>>>>

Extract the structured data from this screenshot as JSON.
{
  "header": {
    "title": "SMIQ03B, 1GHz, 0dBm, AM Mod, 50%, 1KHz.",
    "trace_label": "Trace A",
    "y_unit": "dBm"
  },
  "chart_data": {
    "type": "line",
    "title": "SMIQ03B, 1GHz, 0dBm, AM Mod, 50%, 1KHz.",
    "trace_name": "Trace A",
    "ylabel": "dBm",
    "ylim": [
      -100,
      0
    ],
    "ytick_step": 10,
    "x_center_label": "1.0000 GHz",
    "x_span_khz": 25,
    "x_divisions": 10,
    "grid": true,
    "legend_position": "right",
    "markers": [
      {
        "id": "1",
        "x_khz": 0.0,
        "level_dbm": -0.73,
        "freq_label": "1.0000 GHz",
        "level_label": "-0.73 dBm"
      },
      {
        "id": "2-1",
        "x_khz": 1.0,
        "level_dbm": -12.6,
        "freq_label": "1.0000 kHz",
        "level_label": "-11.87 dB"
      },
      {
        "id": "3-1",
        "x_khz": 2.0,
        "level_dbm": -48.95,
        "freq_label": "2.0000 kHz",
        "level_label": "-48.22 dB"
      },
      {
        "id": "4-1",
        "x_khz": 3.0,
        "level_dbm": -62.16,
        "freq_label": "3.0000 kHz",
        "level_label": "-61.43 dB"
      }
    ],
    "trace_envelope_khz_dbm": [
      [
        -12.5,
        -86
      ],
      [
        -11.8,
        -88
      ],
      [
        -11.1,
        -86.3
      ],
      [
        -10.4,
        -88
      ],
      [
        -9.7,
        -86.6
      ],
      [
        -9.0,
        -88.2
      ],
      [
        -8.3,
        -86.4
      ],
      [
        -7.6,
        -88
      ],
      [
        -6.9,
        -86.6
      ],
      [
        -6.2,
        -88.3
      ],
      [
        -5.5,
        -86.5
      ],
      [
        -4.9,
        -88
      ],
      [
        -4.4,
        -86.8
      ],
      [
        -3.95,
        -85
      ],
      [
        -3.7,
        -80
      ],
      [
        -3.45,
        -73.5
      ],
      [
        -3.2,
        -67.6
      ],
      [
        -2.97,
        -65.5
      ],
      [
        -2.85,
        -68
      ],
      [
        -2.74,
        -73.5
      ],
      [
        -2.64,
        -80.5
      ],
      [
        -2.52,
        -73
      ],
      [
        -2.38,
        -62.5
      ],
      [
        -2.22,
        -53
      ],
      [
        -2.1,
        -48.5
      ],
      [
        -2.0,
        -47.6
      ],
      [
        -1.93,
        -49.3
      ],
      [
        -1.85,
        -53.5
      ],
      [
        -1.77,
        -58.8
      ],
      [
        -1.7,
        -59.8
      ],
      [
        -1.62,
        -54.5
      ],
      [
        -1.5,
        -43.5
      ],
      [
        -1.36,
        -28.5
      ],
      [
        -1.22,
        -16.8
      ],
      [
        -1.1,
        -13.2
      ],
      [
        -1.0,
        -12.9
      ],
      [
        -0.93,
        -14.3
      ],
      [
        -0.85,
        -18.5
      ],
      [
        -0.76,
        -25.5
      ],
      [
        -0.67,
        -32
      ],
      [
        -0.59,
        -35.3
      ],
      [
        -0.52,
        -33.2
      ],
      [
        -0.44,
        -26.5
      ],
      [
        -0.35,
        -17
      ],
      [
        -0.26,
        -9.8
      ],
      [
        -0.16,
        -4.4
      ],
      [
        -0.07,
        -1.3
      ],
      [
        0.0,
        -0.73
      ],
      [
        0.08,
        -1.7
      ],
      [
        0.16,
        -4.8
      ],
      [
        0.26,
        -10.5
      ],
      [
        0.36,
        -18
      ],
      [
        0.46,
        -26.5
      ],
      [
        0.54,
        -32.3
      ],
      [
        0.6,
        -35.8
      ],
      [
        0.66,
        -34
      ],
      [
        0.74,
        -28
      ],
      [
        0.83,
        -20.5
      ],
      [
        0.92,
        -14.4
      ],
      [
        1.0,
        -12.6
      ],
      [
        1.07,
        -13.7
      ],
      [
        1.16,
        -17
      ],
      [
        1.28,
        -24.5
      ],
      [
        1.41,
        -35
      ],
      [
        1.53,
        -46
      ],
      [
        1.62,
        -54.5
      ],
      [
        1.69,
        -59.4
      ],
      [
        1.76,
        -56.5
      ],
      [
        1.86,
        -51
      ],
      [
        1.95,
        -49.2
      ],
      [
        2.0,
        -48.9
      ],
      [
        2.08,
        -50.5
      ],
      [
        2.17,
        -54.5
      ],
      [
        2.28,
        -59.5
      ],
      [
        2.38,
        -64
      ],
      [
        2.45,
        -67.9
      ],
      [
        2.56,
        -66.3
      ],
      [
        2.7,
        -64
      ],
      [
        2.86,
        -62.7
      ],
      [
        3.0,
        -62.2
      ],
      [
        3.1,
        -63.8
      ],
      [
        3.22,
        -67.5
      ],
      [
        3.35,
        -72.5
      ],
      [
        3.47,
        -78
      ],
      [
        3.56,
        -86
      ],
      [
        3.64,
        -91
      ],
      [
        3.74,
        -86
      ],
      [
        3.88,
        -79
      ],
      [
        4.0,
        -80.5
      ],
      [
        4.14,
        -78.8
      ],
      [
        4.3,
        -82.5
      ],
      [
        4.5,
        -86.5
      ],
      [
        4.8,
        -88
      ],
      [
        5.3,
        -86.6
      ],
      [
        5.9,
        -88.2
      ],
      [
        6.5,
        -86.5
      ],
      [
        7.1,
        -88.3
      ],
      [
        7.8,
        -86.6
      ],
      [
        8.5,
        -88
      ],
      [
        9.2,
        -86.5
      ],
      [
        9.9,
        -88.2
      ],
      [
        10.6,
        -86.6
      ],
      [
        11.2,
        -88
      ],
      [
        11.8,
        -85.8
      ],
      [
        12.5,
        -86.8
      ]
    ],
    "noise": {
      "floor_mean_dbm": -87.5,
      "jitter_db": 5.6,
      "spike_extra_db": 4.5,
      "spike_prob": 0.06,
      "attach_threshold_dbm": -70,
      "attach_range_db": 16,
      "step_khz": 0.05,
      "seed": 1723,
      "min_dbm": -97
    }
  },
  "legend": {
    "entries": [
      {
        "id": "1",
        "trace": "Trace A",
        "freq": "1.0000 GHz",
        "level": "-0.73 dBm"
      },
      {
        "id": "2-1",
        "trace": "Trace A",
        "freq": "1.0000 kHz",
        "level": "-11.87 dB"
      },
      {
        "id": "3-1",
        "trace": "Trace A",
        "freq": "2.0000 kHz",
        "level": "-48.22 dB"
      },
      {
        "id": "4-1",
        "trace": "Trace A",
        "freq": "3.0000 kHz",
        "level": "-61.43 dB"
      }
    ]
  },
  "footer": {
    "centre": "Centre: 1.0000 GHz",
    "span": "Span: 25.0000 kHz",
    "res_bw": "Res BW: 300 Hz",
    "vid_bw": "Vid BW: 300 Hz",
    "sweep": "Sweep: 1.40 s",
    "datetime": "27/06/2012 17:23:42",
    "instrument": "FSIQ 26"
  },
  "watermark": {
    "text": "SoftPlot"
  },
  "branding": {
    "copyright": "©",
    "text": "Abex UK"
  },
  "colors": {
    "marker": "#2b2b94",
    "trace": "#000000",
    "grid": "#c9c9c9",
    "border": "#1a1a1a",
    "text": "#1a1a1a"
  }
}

<<<<

### To do
Write out the records shown above, exactly as they appear.

### Exercise output
Extract the structured data from this screenshot as JSON.
{
  "header": {
    "title": "SMIQ03B, 1GHz, 0dBm, AM Mod, 50%, 1KHz.",
    "trace_label": "Trace A",
    "y_unit": "dBm"
  },
  "chart_data": {
    "type": "line",
    "title": "SMIQ03B, 1GHz, 0dBm, AM Mod, 50%, 1KHz.",
    "trace_name": "Trace A",
    "ylabel": "dBm",
    "ylim": [
      -100,
      0
    ],
    "ytick_step": 10,
    "x_center_label": "1.0000 GHz",
    "x_span_khz": 25,
    "x_divisions": 10,
    "grid": true,
    "legend_position": "right",
    "markers": [
      {
        "id": "1",
        "x_khz": 0.0,
        "level_dbm": -0.73,
        "freq_label": "1.0000 GHz",
        "level_label": "-0.73 dBm"
      },
      {
        "id": "2-1",
        "x_khz": 1.0,
        "level_dbm": -12.6,
        "freq_label": "1.0000 kHz",
        "level_label": "-11.87 dB"
      },
      {
        "id": "3-1",
        "x_khz": 2.0,
        "level_dbm": -48.95,
        "freq_label": "2.0000 kHz",
        "level_label": "-48.22 dB"
      },
      {
        "id": "4-1",
        "x_khz": 3.0,
        "level_dbm": -62.16,
        "freq_label": "3.0000 kHz",
        "level_label": "-61.43 dB"
      }
    ],
    "trace_envelope_khz_dbm": [
      [
        -12.5,
        -86
      ],
      [
        -11.8,
        -88
      ],
      [
        -11.1,
        -86.3
      ],
      [
        -10.4,
        -88
      ],
      [
        -9.7,
        -86.6
      ],
      [
        -9.0,
        -88.2
      ],
      [
        -8.3,
        -86.4
      ],
      [
        -7.6,
        -88
      ],
      [
        -6.9,
        -86.6
      ],
      [
        -6.2,
        -88.3
      ],
      [
        -5.5,
        -86.5
      ],
      [
        -4.9,
        -88
      ],
      [
        -4.4,
        -86.8
      ],
      [
        -3.95,
        -85
      ],
      [
        -3.7,
        -80
      ],
      [
        -3.45,
        -73.5
      ],
      [
        -3.2,
        -67.6
      ],
      [
        -2.97,
        -65.5
      ],
      [
        -2.85,
        -68
      ],
      [
        -2.74,
        -73.5
      ],
      [
        -2.64,
        -80.5
      ],
      [
        -2.52,
        -73
      ],
      [
        -2.38,
        -62.5
      ],
      [
        -2.22,
        -53
      ],
      [
        -2.1,
        -48.5
      ],
      [
        -2.0,
        -47.6
      ],
      [
        -1.93,
        -49.3
      ],
      [
        -1.85,
        -53.5
      ],
      [
        -1.77,
        -58.8
      ],
      [
        -1.7,
        -59.8
      ],
      [
        -1.62,
        -54.5
      ],
      [
        -1.5,
        -43.5
      ],
      [
        -1.36,
        -28.5
      ],
      [
        -1.22,
        -16.8
      ],
      [
        -1.1,
        -13.2
      ],
      [
        -1.0,
        -12.9
      ],
      [
        -0.93,
        -14.3
      ],
      [
        -0.85,
        -18.5
      ],
      [
        -0.76,
        -25.5
      ],
      [
        -0.67,
        -32
      ],
      [
        -0.59,
        -35.3
      ],
      [
        -0.52,
        -33.2
      ],
      [
        -0.44,
        -26.5
      ],
      [
        -0.35,
        -17
      ],
      [
        -0.26,
        -9.8
      ],
      [
        -0.16,
        -4.4
      ],
      [
        -0.07,
        -1.3
      ],
      [
        0.0,
        -0.73
      ],
      [
        0.08,
        -1.7
      ],
      [
        0.16,
        -4.8
      ],
      [
        0.26,
        -10.5
      ],
      [
        0.36,
        -18
      ],
      [
        0.46,
        -26.5
      ],
      [
        0.54,
        -32.3
      ],
      [
        0.6,
        -35.8
      ],
      [
        0.66,
        -34
      ],
      [
        0.74,
        -28
      ],
      [
        0.83,
        -20.5
      ],
      [
        0.92,
        -14.4
      ],
      [
        1.0,
        -12.6
      ],
      [
        1.07,
        -13.7
      ],
      [
        1.16,
        -17
      ],
      [
        1.28,
        -24.5
      ],
      [
        1.41,
        -35
      ],
      [
        1.53,
        -46
      ],
      [
        1.62,
        -54.5
      ],
      [
        1.69,
        -59.4
      ],
      [
        1.76,
        -56.5
      ],
      [
        1.86,
        -51
      ],
      [
        1.95,
        -49.2
      ],
      [
        2.0,
        -48.9
      ],
      [
        2.08,
        -50.5
      ],
      [
        2.17,
        -54.5
      ],
      [
        2.28,
        -59.5
      ],
      [
        2.38,
        -64
      ],
      [
        2.45,
        -67.9
      ],
      [
        2.56,
        -66.3
      ],
      [
        2.7,
        -64
      ],
      [
        2.86,
        -62.7
      ],
      [
        3.0,
        -62.2
      ],
      [
        3.1,
        -63.8
      ],
      [
        3.22,
        -67.5
      ],
      [
        3.35,
        -72.5
      ],
      [
        3.47,
        -78
      ],
      [
        3.56,
        -86
      ],
      [
        3.64,
        -91
      ],
      [
        3.74,
        -86
      ],
      [
        3.88,
        -79
      ],
      [
        4.0,
        -80.5
      ],
      [
        4.14,
        -78.8
      ],
      [
        4.3,
        -82.5
      ],
      [
        4.5,
        -86.5
      ],
      [
        4.8,
        -88
      ],
      [
        5.3,
        -86.6
      ],
      [
        5.9,
        -88.2
      ],
      [
        6.5,
        -86.5
      ],
      [
        7.1,
        -88.3
      ],
      [
        7.8,
        -86.6
      ],
      [
        8.5,
        -88
      ],
      [
        9.2,
        -86.5
      ],
      [
        9.9,
        -88.2
      ],
      [
        10.6,
        -86.6
      ],
      [
        11.2,
        -88
      ],
      [
        11.8,
        -85.8
      ],
      [
        12.5,
        -86.8
      ]
    ],
    "noise": {
      "floor_mean_dbm": -87.5,
      "jitter_db": 5.6,
      "spike_extra_db": 4.5,
      "spike_prob": 0.06,
      "attach_threshold_dbm": -70,
      "attach_range_db": 16,
      "step_khz": 0.05,
      "seed": 1723,
      "min_dbm": -97
    }
  },
  "legend": {
    "entries": [
      {
        "id": "1",
        "trace": "Trace A",
        "freq": "1.0000 GHz",
        "level": "-0.73 dBm"
      },
      {
        "id": "2-1",
        "trace": "Trace A",
        "freq": "1.0000 kHz",
        "level": "-11.87 dB"
      },
      {
        "id": "3-1",
        "trace": "Trace A",
        "freq": "2.0000 kHz",
        "level": "-48.22 dB"
      },
      {
        "id": "4-1",
        "trace": "Trace A",
        "freq": "3.0000 kHz",
        "level": "-61.43 dB"
      }
    ]
  },
  "footer": {
    "centre": "Centre: 1.0000 GHz",
    "span": "Span: 25.0000 kHz",
    "res_bw": "Res BW: 300 Hz",
    "vid_bw": "Vid BW: 300 Hz",
    "sweep": "Sweep: 1.40 s",
    "datetime": "27/06/2012 17:23:42",
    "instrument": "FSIQ 26"
  },
  "watermark": {
    "text": "SoftPlot"
  },
  "branding": {
    "copyright": "©",
    "text": "Abex UK"
  },
  "colors": {
    "marker": "#2b2b94",
    "trace": "#000000",
    "grid": "#c9c9c9",
    "border": "#1a1a1a",
    "text": "#1a1a1a"
  }
}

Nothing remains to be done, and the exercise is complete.